Job – In the entries that follow, identify the line containing "Read this page and output its text content." and return it together with all later lines, exactly as they appear.

[Stored records]
══════════
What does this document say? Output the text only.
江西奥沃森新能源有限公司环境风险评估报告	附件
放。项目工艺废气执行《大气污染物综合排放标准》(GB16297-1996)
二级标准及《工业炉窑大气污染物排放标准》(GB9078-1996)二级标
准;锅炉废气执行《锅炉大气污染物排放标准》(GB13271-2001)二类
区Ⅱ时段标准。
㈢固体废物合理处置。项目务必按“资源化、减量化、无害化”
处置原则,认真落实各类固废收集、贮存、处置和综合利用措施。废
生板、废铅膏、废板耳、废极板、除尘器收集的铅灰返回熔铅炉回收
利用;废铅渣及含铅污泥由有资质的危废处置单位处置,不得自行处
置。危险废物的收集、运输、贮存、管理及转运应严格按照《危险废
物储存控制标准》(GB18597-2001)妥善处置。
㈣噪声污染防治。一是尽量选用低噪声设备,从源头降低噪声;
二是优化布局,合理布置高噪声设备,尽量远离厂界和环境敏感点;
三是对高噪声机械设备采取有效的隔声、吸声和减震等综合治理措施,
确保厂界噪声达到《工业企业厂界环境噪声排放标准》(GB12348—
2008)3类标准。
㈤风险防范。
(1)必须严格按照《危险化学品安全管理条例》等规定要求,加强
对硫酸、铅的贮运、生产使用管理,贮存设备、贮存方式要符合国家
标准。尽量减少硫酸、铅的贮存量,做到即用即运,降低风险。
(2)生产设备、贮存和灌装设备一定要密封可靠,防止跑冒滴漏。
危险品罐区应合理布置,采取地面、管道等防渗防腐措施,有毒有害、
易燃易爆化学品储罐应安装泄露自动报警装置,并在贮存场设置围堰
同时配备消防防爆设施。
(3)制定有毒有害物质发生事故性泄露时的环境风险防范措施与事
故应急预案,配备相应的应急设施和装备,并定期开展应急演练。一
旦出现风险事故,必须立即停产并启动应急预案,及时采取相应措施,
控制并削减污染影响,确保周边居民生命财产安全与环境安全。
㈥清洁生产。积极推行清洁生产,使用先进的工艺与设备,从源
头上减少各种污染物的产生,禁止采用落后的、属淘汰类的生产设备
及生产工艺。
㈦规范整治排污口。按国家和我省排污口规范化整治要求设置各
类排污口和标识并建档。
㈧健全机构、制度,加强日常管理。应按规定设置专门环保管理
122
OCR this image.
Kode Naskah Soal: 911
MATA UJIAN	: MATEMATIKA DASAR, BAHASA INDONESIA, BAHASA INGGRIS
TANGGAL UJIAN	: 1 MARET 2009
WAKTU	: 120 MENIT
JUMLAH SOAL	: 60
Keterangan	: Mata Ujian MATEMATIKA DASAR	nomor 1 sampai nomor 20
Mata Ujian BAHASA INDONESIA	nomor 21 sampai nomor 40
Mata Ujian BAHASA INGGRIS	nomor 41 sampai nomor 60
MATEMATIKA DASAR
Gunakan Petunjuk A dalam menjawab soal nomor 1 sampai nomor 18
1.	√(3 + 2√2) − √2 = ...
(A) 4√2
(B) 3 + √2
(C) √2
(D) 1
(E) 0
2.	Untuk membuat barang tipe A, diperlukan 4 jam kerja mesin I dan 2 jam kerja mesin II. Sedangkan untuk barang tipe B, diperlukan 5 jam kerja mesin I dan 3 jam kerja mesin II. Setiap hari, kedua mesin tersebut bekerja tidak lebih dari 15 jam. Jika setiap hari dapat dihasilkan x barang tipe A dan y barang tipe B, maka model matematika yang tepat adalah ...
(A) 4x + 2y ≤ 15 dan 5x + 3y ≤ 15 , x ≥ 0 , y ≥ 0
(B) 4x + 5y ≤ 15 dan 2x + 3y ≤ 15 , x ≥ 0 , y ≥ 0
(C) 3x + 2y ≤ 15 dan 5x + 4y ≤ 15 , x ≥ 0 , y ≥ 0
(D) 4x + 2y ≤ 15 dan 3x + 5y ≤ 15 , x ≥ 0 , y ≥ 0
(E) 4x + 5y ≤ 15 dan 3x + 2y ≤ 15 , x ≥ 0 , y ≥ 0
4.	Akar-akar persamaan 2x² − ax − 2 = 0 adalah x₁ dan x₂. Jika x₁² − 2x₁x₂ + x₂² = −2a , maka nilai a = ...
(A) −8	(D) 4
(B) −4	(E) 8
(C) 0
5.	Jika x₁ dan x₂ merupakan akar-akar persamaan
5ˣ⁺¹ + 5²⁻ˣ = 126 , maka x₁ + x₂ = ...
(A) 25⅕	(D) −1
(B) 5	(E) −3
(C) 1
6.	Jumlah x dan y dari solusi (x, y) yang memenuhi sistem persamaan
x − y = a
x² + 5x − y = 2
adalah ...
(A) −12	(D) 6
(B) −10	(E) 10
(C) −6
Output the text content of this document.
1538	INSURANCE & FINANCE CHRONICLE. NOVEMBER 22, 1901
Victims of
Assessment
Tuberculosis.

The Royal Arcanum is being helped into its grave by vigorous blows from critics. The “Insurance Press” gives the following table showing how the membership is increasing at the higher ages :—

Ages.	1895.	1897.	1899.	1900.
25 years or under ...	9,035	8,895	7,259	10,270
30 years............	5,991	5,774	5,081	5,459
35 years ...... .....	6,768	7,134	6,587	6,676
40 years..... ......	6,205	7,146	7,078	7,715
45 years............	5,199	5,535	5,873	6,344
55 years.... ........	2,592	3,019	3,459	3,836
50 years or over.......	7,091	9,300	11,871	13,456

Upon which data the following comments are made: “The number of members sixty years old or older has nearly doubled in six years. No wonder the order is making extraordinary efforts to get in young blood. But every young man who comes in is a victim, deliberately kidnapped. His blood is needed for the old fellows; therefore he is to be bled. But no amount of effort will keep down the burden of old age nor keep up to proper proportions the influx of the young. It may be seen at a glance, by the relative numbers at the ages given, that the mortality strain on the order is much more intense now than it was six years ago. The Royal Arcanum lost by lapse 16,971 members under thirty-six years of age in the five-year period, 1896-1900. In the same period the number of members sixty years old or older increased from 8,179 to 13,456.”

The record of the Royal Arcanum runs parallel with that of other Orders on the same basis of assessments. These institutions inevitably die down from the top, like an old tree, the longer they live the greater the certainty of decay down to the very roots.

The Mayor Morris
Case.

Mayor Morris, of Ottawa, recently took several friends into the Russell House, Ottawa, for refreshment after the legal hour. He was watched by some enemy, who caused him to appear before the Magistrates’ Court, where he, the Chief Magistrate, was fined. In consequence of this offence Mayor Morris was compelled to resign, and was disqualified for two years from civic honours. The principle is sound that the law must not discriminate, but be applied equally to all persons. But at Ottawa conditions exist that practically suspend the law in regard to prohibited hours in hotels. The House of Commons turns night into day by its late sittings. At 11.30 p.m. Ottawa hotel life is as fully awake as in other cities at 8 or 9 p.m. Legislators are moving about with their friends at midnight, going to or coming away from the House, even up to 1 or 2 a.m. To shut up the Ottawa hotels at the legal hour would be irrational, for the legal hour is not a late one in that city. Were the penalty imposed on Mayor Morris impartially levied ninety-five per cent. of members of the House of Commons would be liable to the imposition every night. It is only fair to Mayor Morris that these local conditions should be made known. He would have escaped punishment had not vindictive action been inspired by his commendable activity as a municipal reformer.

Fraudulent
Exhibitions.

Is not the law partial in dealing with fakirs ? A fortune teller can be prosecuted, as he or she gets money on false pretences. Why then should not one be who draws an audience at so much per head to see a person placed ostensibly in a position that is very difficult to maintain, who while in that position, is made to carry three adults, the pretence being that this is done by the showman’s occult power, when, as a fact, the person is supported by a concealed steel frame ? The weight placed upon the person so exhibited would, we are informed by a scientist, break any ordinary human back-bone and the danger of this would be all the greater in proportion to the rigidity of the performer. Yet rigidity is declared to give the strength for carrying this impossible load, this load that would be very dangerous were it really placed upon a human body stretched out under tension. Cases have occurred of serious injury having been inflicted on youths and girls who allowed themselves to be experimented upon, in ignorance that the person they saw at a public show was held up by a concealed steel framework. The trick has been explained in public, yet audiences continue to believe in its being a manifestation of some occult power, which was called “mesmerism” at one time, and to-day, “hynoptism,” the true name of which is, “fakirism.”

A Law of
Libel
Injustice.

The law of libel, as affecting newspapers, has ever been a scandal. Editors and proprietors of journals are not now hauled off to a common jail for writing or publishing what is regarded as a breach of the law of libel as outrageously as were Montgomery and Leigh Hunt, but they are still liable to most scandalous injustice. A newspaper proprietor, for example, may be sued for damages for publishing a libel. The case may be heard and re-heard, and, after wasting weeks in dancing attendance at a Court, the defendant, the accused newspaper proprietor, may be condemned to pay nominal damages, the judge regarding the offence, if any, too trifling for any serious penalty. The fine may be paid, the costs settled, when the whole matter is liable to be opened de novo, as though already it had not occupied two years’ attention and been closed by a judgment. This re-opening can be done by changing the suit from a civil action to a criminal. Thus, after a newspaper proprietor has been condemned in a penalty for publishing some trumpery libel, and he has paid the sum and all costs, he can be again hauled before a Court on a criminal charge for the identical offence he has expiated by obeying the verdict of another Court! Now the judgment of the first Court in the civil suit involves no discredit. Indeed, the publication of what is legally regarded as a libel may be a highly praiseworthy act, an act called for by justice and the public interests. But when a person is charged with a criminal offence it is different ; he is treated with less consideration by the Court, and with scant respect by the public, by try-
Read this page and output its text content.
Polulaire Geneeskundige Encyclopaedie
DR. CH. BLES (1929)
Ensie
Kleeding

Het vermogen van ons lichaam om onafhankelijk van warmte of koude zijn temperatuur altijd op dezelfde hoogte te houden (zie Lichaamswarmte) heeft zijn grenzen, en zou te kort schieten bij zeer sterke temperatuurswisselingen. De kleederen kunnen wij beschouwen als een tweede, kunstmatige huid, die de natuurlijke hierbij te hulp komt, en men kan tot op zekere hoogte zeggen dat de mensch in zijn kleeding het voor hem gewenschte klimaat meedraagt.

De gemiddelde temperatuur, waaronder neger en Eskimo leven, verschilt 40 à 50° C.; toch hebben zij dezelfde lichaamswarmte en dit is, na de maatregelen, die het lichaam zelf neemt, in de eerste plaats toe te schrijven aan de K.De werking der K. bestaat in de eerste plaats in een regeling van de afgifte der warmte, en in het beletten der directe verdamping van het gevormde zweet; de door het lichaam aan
══════════
Exercise response –
Read this page and output its text content.
Polulaire Geneeskundige Encyclopaedie
DR. CH. BLES (1929)
Ensie
Kleeding

Het vermogen van ons lichaam om onafhankelijk van warmte of koude zijn temperatuur altijd op dezelfde hoogte te houden (zie Lichaamswarmte) heeft zijn grenzen, en zou te kort schieten bij zeer sterke temperatuurswisselingen. De kleederen kunnen wij beschouwen als een tweede, kunstmatige huid, die de natuurlijke hierbij te hulp komt, en men kan tot op zekere hoogte zeggen dat de mensch in zijn kleeding het voor hem gewenschte klimaat meedraagt.

De gemiddelde temperatuur, waaronder neger en Eskimo leven, verschilt 40 à 50° C.; toch hebben zij dezelfde lichaamswarmte en dit is, na de maatregelen, die het lichaam zelf neemt, in de eerste plaats toe te schrijven aan de K.De werking der K. bestaat in de eerste plaats in een regeling van de afgifte der warmte, en in het beletten der directe verdamping van het gevormde zweet; de door het lichaam aan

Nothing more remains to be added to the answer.